>> BEGIN Records for the exercise
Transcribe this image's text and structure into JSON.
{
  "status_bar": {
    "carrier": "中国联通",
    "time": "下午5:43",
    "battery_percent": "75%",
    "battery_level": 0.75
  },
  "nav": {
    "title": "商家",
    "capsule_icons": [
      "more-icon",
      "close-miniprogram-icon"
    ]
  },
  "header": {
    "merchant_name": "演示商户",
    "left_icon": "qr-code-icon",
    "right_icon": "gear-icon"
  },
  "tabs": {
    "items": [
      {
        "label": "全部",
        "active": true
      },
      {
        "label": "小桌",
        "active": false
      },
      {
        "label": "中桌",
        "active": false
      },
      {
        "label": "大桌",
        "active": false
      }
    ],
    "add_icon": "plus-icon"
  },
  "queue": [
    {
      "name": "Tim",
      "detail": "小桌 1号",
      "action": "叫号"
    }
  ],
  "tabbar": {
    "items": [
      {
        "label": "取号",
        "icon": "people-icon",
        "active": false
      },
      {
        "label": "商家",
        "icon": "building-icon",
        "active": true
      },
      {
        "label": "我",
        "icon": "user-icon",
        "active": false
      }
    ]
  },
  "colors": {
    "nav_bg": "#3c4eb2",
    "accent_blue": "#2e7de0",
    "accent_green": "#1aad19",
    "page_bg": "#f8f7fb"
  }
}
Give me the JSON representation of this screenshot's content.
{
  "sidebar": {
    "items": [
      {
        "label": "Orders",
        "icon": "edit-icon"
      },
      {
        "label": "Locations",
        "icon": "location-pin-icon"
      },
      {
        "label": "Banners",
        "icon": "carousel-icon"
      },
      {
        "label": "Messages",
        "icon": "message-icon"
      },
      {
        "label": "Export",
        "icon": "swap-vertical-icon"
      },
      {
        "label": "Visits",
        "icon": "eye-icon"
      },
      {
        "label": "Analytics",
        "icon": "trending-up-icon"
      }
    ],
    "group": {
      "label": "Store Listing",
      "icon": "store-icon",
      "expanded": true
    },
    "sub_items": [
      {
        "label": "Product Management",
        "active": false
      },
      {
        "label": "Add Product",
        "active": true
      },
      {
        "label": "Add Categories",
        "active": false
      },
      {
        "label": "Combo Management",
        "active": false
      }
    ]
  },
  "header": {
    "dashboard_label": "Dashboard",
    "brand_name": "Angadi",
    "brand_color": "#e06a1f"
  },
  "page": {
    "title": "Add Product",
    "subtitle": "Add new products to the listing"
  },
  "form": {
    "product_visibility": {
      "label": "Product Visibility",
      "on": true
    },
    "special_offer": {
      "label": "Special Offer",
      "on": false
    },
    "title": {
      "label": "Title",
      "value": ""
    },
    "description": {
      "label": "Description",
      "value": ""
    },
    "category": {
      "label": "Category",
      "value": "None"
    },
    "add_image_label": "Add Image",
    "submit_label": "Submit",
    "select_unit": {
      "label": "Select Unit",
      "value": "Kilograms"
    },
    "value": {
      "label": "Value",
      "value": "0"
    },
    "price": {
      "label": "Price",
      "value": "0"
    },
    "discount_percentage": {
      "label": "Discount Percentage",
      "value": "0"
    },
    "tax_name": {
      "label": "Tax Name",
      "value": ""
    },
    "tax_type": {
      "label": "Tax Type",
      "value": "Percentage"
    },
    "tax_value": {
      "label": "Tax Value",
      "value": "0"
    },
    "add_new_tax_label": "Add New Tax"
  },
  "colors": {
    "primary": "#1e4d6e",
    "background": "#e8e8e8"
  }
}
>> END Records for the exercise
> **Work to complete**:
Write out every entry exactly as given.

> **Output for this task**:
Transcribe this image's text and structure into JSON.
{
  "status_bar": {
    "carrier": "中国联通",
    "time": "下午5:43",
    "battery_percent": "75%",
    "battery_level": 0.75
  },
  "nav": {
    "title": "商家",
    "capsule_icons": [
      "more-icon",
      "close-miniprogram-icon"
    ]
  },
  "header": {
    "merchant_name": "演示商户",
    "left_icon": "qr-code-icon",
    "right_icon": "gear-icon"
  },
  "tabs": {
    "items": [
      {
        "label": "全部",
        "active": true
      },
      {
        "label": "小桌",
        "active": false
      },
      {
        "label": "中桌",
        "active": false
      },
      {
        "label": "大桌",
        "active": false
      }
    ],
    "add_icon": "plus-icon"
  },
  "queue": [
    {
      "name": "Tim",
      "detail": "小桌 1号",
      "action": "叫号"
    }
  ],
  "tabbar": {
    "items": [
      {
        "label": "取号",
        "icon": "people-icon",
        "active": false
      },
      {
        "label": "商家",
        "icon": "building-icon",
        "active": true
      },
      {
        "label": "我",
        "icon": "user-icon",
        "active": false
      }
    ]
  },
  "colors": {
    "nav_bg": "#3c4eb2",
    "accent_blue": "#2e7de0",
    "accent_green": "#1aad19",
    "page_bg": "#f8f7fb"
  }
}
Give me the JSON representation of this screenshot's content.
{
  "sidebar": {
    "items": [
      {
        "label": "Orders",
        "icon": "edit-icon"
      },
      {
        "label": "Locations",
        "icon": "location-pin-icon"
      },
      {
        "label": "Banners",
        "icon": "carousel-icon"
      },
      {
        "label": "Messages",
        "icon": "message-icon"
      },
      {
        "label": "Export",
        "icon": "swap-vertical-icon"
      },
      {
        "label": "Visits",
        "icon": "eye-icon"
      },
      {
        "label": "Analytics",
        "icon": "trending-up-icon"
      }
    ],
    "group": {
      "label": "Store Listing",
      "icon": "store-icon",
      "expanded": true
    },
    "sub_items": [
      {
        "label": "Product Management",
        "active": false
      },
      {
        "label": "Add Product",
        "active": true
      },
      {
        "label": "Add Categories",
        "active": false
      },
      {
        "label": "Combo Management",
        "active": false
      }
    ]
  },
  "header": {
    "dashboard_label": "Dashboard",
    "brand_name": "Angadi",
    "brand_color": "#e06a1f"
  },
  "page": {
    "title": "Add Product",
    "subtitle": "Add new products to the listing"
  },
  "form": {
    "product_visibility": {
      "label": "Product Visibility",
      "on": true
    },
    "special_offer": {
      "label": "Special Offer",
      "on": false
    },
    "title": {
      "label": "Title",
      "value": ""
    },
    "description": {
      "label": "Description",
      "value": ""
    },
    "category": {
      "label": "Category",
      "value": "None"
    },
    "add_image_label": "Add Image",
    "submit_label": "Submit",
    "select_unit": {
      "label": "Select Unit",
      "value": "Kilograms"
    },
    "value": {
      "label": "Value",
      "value": "0"
    },
    "price": {
      "label": "Price",
      "value": "0"
    },
    "discount_percentage": {
      "label": "Discount Percentage",
      "value": "0"
    },
    "tax_name": {
      "label": "Tax Name",
      "value": ""
    },
    "tax_type": {
      "label": "Tax Type",
      "value": "Percentage"
    },
    "tax_value": {
      "label": "Tax Value",
      "value": "0"
    },
    "add_new_tax_label": "Add New Tax"
  },
  "colors": {
    "primary": "#1e4d6e",
    "background": "#e8e8e8"
  }
}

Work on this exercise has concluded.